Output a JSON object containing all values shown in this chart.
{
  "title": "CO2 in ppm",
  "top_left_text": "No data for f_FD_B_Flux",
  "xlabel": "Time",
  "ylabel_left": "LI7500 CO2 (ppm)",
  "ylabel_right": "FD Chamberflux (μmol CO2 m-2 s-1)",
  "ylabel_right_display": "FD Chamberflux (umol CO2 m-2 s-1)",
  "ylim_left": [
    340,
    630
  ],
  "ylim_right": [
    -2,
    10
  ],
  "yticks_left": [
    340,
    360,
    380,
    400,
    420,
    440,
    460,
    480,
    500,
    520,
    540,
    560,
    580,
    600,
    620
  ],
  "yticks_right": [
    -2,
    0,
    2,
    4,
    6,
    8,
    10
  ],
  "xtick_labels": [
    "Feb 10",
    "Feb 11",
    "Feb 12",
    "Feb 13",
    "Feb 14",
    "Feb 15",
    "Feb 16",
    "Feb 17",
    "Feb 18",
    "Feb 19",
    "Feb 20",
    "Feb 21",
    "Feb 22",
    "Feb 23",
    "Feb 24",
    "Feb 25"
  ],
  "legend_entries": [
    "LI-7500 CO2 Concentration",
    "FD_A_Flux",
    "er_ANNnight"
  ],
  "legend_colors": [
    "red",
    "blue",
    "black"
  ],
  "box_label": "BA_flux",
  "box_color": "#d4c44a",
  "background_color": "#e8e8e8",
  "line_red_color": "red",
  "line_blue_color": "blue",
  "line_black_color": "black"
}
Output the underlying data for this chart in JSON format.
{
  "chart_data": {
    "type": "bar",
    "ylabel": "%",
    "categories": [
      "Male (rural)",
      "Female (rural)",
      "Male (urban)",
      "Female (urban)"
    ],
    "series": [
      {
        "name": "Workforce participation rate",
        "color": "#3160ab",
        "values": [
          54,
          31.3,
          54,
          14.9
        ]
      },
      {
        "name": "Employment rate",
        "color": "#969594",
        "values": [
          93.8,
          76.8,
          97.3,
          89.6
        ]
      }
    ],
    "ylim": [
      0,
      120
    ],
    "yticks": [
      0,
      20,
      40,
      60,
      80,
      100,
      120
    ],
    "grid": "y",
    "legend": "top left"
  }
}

◆ ◆ ◆ ◆

**Problem:** Copy out all lines where the word "Chamberflux" appears.

**Exercise solution:**
  "ylabel_right": "FD Chamberflux (μmol CO2 m-2 s-1)",
  "ylabel_right_display": "FD Chamberflux (umol CO2 m-2 s-1)",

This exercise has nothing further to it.